**RECORD LIST:**
-.-.-
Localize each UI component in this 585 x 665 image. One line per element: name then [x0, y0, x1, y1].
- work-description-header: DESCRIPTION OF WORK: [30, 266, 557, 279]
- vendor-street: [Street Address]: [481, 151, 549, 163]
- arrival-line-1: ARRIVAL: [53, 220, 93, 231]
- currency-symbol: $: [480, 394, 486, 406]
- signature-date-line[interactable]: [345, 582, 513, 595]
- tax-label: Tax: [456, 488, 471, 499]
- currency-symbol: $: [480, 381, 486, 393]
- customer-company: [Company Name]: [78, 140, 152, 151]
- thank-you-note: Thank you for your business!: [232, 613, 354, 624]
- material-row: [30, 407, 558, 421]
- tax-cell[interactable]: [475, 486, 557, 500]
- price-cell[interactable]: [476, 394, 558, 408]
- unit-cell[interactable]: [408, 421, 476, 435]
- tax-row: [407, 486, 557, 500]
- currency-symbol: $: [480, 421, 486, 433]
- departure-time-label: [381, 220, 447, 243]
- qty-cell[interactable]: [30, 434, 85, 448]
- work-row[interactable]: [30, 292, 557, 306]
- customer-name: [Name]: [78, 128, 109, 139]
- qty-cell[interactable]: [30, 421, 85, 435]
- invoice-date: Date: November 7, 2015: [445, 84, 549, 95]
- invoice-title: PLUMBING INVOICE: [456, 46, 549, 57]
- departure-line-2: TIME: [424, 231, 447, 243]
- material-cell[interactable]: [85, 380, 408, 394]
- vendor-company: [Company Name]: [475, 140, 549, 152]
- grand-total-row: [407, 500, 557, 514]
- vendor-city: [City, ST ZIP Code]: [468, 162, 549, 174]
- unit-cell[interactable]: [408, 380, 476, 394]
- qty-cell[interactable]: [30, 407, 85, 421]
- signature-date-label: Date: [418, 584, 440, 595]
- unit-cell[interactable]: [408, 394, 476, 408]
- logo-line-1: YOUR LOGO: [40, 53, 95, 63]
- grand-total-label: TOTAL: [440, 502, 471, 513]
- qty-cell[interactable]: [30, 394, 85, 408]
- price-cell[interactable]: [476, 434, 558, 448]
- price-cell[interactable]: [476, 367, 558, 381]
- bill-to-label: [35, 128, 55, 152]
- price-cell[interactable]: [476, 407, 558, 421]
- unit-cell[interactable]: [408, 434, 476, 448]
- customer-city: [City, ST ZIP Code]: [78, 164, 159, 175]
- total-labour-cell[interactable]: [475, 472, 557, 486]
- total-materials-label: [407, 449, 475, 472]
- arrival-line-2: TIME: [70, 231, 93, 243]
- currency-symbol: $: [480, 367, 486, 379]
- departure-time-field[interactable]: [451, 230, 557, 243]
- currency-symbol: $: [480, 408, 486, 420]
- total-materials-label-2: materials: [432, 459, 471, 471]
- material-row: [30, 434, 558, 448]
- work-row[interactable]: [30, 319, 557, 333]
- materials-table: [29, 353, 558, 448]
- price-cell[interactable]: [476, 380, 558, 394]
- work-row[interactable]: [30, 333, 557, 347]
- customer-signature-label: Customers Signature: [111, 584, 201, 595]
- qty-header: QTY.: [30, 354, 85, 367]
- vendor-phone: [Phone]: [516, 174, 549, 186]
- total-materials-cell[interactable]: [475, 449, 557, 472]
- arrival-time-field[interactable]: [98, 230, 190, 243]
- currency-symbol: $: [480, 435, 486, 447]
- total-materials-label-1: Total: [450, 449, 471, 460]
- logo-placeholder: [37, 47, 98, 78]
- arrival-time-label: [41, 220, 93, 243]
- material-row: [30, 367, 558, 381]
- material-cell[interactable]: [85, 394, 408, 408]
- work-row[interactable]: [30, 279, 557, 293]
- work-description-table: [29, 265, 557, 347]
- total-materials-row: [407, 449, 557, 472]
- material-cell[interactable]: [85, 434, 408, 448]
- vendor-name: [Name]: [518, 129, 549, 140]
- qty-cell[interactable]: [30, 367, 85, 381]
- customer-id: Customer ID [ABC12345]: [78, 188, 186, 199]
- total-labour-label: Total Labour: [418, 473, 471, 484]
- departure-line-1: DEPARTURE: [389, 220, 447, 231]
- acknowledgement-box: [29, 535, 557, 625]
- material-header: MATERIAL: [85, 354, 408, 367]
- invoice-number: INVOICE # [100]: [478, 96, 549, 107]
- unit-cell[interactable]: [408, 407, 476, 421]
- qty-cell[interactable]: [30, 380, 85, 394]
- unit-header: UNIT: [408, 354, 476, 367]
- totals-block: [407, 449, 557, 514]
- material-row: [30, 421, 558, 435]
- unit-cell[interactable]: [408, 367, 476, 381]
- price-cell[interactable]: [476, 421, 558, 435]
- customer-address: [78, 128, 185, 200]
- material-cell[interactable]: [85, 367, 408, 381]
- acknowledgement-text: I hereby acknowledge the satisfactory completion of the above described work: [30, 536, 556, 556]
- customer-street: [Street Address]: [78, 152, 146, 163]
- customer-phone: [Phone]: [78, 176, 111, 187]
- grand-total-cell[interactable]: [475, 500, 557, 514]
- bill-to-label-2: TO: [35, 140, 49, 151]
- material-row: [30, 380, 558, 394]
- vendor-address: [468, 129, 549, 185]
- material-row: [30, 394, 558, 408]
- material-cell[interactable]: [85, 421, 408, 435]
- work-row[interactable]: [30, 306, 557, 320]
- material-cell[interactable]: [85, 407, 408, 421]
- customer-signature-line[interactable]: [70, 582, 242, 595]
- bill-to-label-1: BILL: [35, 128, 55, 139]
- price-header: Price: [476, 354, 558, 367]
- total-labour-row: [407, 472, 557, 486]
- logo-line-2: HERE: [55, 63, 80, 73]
-.-.-
**PROBLEM REQUIREMENTS:**
Can you render all of the lines above as a JSON list of strings, one string per line, with blank lines left out?

**SOLUTION:**
[
  "Localize each UI component in this 585 x 665 image. One line per element: name then [x0, y0, x1, y1].",
  "- work-description-header: DESCRIPTION OF WORK: [30, 266, 557, 279]",
  "- vendor-street: [Street Address]: [481, 151, 549, 163]",
  "- arrival-line-1: ARRIVAL: [53, 220, 93, 231]",
  "- currency-symbol: $: [480, 394, 486, 406]",
  "- signature-date-line[interactable]: [345, 582, 513, 595]",
  "- tax-label: Tax: [456, 488, 471, 499]",
  "- currency-symbol: $: [480, 381, 486, 393]",
  "- customer-company: [Company Name]: [78, 140, 152, 151]",
  "- thank-you-note: Thank you for your business!: [232, 613, 354, 624]",
  "- material-row: [30, 407, 558, 421]",
  "- tax-cell[interactable]: [475, 486, 557, 500]",
  "- price-cell[interactable]: [476, 394, 558, 408]",
  "- unit-cell[interactable]: [408, 421, 476, 435]",
  "- tax-row: [407, 486, 557, 500]",
  "- currency-symbol: $: [480, 421, 486, 433]",
  "- departure-time-label: [381, 220, 447, 243]",
  "- qty-cell[interactable]: [30, 434, 85, 448]",
  "- work-row[interactable]: [30, 292, 557, 306]",
  "- customer-name: [Name]: [78, 128, 109, 139]",
  "- qty-cell[interactable]: [30, 421, 85, 435]",
  "- invoice-date: Date: November 7, 2015: [445, 84, 549, 95]",
  "- invoice-title: PLUMBING INVOICE: [456, 46, 549, 57]",
  "- departure-line-2: TIME: [424, 231, 447, 243]",
  "- material-cell[interactable]: [85, 380, 408, 394]",
  "- vendor-company: [Company Name]: [475, 140, 549, 152]",
  "- grand-total-row: [407, 500, 557, 514]",
  "- vendor-city: [City, ST ZIP Code]: [468, 162, 549, 174]",
  "- unit-cell[interactable]: [408, 380, 476, 394]",
  "- qty-cell[interactable]: [30, 407, 85, 421]",
  "- signature-date-label: Date: [418, 584, 440, 595]",
  "- unit-cell[interactable]: [408, 394, 476, 408]",
  "- logo-line-1: YOUR LOGO: [40, 53, 95, 63]",
  "- grand-total-label: TOTAL: [440, 502, 471, 513]",
  "- qty-cell[interactable]: [30, 394, 85, 408]",
  "- price-cell[interactable]: [476, 434, 558, 448]",
  "- price-cell[interactable]: [476, 367, 558, 381]",
  "- bill-to-label: [35, 128, 55, 152]",
  "- price-cell[interactable]: [476, 407, 558, 421]",
  "- unit-cell[interactable]: [408, 434, 476, 448]",
  "- customer-city: [City, ST ZIP Code]: [78, 164, 159, 175]",
  "- total-labour-cell[interactable]: [475, 472, 557, 486]",
  "- total-materials-label: [407, 449, 475, 472]",
  "- arrival-line-2: TIME: [70, 231, 93, 243]",
  "- currency-symbol: $: [480, 367, 486, 379]",
  "- departure-time-field[interactable]: [451, 230, 557, 243]",
  "- currency-symbol: $: [480, 408, 486, 420]",
  "- total-materials-label-2: materials: [432, 459, 471, 471]",
  "- material-row: [30, 434, 558, 448]",
  "- work-row[interactable]: [30, 319, 557, 333]",
  "- materials-table: [29, 353, 558, 448]",
  "- price-cell[interactable]: [476, 380, 558, 394]",
  "- work-row[interactable]: [30, 333, 557, 347]",
  "- customer-signature-label: Customers Signature: [111, 584, 201, 595]",
  "- qty-header: QTY.: [30, 354, 85, 367]",
  "- vendor-phone: [Phone]: [516, 174, 549, 186]",
  "- total-materials-cell[interactable]: [475, 449, 557, 472]",
  "- arrival-time-field[interactable]: [98, 230, 190, 243]",
  "- currency-symbol: $: [480, 435, 486, 447]",
  "- total-materials-label-1: Total: [450, 449, 471, 460]",
  "- logo-placeholder: [37, 47, 98, 78]",
  "- arrival-time-label: [41, 220, 93, 243]",
  "- material-row: [30, 367, 558, 381]",
  "- material-cell[interactable]: [85, 394, 408, 408]",
  "- work-row[interactable]: [30, 279, 557, 293]",
  "- work-description-table: [29, 265, 557, 347]",
  "- total-materials-row: [407, 449, 557, 472]",
  "- material-cell[interactable]: [85, 434, 408, 448]",
  "- vendor-name: [Name]: [518, 129, 549, 140]",
  "- qty-cell[interactable]: [30, 367, 85, 381]",
  "- customer-id: Customer ID [ABC12345]: [78, 188, 186, 199]",
  "- total-labour-label: Total Labour: [418, 473, 471, 484]",
  "- departure-line-1: DEPARTURE: [389, 220, 447, 231]",
  "- acknowledgement-box: [29, 535, 557, 625]",
  "- material-header: MATERIAL: [85, 354, 408, 367]",
  "- invoice-number: INVOICE # [100]: [478, 96, 549, 107]",
  "- unit-cell[interactable]: [408, 407, 476, 421]",
  "- qty-cell[interactable]: [30, 380, 85, 394]",
  "- unit-header: UNIT: [408, 354, 476, 367]",
  "- totals-block: [407, 449, 557, 514]",
  "- material-row: [30, 421, 558, 435]",
  "- unit-cell[interactable]: [408, 367, 476, 381]",
  "- price-cell[interactable]: [476, 421, 558, 435]",
  "- customer-address: [78, 128, 185, 200]",
  "- material-cell[interactable]: [85, 367, 408, 381]",
  "- acknowledgement-text: I hereby acknowledge the satisfactory completion of the above described work: [30, 536, 556, 556]",
  "- customer-street: [Street Address]: [78, 152, 146, 163]",
  "- customer-phone: [Phone]: [78, 176, 111, 187]",
  "- grand-total-cell[interactable]: [475, 500, 557, 514]",
  "- bill-to-label-2: TO: [35, 140, 49, 151]",
  "- material-row: [30, 380, 558, 394]",
  "- vendor-address: [468, 129, 549, 185]",
  "- material-row: [30, 394, 558, 408]",
  "- material-cell[interactable]: [85, 421, 408, 435]",
  "- work-row[interactable]: [30, 306, 557, 320]",
  "- material-cell[interactable]: [85, 407, 408, 421]",
  "- customer-signature-line[interactable]: [70, 582, 242, 595]",
  "- bill-to-label-1: BILL: [35, 128, 55, 139]",
  "- price-header: Price: [476, 354, 558, 367]",
  "- total-labour-row: [407, 472, 557, 486]",
  "- logo-line-2: HERE: [55, 63, 80, 73]"
]